Identify the lines that contain the string "Special", then copy each of them.

--- start DATASET CONTENT ---

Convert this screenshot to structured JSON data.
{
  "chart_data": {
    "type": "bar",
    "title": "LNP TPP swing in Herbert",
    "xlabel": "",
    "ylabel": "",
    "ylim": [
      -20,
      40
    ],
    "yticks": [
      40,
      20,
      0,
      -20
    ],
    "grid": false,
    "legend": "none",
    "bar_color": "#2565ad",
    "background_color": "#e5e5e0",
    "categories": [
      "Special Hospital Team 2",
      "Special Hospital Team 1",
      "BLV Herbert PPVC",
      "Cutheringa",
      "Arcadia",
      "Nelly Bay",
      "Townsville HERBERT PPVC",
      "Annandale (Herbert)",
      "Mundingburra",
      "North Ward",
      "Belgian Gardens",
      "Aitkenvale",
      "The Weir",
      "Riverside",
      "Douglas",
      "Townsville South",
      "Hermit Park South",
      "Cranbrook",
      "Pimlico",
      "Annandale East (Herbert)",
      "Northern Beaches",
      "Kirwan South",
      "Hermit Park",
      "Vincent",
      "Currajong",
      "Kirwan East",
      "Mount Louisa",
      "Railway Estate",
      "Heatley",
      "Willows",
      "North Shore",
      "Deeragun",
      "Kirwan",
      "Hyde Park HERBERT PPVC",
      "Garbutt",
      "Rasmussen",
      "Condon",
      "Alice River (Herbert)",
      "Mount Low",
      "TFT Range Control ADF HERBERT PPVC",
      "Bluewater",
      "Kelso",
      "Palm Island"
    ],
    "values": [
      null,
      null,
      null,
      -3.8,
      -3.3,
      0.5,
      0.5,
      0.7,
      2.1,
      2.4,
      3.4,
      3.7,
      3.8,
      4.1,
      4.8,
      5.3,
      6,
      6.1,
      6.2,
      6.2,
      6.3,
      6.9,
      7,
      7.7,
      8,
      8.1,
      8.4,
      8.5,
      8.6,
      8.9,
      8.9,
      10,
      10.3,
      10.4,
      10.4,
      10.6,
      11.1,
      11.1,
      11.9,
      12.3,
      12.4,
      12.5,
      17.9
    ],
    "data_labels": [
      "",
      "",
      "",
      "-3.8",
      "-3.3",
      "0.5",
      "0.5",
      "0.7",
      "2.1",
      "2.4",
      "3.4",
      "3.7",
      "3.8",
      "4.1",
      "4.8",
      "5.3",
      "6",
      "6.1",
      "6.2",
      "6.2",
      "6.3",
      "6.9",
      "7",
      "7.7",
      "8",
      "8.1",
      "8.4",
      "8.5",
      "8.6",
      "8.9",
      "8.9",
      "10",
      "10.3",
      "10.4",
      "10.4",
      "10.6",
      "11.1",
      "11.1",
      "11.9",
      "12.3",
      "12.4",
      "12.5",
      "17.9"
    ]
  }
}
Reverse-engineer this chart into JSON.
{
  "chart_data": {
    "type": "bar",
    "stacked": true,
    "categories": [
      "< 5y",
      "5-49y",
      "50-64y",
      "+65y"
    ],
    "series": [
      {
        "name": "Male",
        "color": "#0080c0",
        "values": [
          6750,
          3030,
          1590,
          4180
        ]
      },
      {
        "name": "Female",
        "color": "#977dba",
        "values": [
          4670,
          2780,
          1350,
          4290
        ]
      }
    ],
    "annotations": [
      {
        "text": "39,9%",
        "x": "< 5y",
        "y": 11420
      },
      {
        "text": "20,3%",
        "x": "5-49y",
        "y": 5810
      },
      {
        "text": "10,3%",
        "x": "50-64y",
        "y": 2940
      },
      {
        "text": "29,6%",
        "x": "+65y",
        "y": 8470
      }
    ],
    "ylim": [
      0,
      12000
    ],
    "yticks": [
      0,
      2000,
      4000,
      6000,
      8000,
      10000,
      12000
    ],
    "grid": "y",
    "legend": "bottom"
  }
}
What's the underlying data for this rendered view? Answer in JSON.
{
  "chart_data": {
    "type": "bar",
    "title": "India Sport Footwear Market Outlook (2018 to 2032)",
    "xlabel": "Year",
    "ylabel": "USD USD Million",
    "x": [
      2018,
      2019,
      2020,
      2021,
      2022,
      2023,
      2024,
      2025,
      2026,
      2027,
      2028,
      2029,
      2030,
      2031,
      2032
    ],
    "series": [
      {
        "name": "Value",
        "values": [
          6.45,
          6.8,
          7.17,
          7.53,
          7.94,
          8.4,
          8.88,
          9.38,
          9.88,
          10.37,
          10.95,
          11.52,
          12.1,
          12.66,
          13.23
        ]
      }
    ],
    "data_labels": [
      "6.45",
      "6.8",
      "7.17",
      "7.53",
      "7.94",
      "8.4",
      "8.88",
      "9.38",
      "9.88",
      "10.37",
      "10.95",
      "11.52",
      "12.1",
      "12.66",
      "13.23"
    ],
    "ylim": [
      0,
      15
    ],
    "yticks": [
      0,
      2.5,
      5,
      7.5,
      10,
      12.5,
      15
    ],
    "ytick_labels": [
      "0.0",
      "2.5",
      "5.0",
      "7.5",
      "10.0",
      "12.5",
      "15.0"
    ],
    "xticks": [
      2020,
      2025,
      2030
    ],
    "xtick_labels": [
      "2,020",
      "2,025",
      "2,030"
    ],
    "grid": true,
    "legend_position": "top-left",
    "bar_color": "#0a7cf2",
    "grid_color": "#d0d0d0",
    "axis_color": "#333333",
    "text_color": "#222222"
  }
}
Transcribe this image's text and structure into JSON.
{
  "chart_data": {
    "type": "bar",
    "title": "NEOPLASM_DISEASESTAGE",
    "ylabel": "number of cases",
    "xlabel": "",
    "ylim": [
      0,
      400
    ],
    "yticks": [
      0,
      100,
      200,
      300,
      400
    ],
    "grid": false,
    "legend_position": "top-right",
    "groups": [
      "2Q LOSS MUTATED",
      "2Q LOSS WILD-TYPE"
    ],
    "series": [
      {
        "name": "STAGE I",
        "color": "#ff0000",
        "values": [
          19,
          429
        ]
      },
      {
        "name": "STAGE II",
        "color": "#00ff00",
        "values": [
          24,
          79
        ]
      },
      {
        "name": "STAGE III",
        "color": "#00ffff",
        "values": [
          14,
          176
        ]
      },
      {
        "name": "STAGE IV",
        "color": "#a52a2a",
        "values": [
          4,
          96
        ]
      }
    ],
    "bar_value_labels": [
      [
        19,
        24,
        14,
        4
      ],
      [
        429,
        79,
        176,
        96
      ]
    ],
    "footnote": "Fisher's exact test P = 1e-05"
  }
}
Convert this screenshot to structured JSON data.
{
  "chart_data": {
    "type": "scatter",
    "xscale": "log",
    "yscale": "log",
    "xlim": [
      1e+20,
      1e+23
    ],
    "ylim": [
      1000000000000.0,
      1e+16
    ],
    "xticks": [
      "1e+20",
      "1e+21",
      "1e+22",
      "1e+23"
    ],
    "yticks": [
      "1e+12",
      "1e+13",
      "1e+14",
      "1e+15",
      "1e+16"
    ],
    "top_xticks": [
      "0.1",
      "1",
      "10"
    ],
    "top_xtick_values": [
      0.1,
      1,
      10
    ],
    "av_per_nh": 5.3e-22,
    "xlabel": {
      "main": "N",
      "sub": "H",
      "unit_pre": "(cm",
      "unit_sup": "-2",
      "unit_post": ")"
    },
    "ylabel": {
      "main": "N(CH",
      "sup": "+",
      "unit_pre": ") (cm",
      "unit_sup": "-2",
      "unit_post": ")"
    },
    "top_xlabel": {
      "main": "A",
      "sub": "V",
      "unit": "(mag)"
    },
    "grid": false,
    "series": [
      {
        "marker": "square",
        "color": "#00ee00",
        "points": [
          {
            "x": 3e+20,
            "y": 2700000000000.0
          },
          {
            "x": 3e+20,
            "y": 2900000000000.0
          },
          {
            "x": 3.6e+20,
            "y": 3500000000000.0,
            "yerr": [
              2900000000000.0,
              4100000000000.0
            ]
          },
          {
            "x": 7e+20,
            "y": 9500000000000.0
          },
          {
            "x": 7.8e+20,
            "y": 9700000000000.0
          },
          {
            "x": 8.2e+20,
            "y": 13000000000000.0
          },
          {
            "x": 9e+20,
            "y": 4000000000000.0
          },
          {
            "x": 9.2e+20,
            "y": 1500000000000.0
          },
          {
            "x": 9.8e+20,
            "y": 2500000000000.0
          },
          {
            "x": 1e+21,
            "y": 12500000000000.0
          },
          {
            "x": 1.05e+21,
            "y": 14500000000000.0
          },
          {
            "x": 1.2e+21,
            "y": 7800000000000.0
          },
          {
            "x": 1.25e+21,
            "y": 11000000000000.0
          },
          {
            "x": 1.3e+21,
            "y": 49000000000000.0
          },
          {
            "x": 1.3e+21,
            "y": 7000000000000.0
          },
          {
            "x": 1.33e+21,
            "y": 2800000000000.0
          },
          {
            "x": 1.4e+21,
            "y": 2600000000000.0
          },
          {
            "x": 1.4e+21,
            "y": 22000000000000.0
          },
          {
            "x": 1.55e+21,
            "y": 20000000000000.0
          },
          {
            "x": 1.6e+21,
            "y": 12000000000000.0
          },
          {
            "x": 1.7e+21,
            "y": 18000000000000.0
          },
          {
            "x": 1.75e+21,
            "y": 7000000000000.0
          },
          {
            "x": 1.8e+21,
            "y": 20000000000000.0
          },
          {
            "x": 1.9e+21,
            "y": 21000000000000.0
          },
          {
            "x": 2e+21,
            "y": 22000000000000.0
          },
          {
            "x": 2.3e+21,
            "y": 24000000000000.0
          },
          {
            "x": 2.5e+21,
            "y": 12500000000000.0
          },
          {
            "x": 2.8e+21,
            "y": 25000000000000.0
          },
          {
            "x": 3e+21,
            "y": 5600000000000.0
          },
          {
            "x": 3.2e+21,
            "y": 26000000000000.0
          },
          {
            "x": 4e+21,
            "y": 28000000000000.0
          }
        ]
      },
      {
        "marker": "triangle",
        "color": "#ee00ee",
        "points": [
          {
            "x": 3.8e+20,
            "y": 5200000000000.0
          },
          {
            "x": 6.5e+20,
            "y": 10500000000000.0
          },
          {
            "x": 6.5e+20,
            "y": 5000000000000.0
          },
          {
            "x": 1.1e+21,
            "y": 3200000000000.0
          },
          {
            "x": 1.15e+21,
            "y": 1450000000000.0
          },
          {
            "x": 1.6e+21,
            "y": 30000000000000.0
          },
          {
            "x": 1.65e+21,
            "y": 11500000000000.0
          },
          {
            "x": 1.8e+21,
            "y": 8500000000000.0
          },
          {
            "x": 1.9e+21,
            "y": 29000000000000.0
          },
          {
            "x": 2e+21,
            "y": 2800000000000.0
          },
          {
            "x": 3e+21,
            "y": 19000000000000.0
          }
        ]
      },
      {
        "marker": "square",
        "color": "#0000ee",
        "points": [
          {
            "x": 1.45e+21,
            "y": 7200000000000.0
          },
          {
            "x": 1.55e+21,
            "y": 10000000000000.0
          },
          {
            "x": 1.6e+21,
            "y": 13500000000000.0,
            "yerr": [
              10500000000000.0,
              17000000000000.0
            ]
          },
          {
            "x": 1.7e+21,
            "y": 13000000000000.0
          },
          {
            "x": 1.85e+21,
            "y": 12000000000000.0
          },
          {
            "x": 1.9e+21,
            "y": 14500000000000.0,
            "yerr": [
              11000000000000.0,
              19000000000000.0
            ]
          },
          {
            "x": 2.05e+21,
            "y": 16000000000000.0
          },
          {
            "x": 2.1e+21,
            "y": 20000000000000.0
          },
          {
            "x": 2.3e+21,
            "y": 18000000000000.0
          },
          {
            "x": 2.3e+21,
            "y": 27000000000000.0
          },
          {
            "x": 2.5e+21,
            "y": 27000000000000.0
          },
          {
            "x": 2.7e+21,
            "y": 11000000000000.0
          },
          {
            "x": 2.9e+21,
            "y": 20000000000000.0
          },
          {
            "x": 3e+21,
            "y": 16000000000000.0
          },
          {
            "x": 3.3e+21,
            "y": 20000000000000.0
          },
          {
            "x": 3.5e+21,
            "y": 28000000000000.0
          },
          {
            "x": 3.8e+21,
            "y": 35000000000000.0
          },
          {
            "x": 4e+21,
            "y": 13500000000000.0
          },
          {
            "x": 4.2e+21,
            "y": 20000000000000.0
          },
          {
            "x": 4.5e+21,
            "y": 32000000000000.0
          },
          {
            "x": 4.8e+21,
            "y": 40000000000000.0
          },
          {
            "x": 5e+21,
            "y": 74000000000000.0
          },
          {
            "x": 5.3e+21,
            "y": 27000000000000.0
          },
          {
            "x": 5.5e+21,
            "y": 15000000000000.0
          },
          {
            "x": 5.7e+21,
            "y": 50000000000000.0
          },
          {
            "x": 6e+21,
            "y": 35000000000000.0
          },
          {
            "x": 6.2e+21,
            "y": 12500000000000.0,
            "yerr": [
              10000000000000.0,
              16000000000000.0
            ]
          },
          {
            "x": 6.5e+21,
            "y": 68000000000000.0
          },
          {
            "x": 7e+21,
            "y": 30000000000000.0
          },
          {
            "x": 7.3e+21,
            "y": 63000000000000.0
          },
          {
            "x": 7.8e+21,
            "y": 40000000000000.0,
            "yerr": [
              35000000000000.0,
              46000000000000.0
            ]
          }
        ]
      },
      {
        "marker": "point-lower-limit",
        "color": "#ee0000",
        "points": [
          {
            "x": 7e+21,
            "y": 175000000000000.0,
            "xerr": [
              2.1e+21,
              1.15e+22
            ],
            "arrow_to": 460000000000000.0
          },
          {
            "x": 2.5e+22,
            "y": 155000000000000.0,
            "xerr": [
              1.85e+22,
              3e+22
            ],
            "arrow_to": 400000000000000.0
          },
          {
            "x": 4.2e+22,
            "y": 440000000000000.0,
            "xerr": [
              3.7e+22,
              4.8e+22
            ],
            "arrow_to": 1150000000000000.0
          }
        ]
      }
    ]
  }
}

--- end DATASET CONTENT ---

THE RESULT:
      "Special Hospital Team 2",
      "Special Hospital Team 1",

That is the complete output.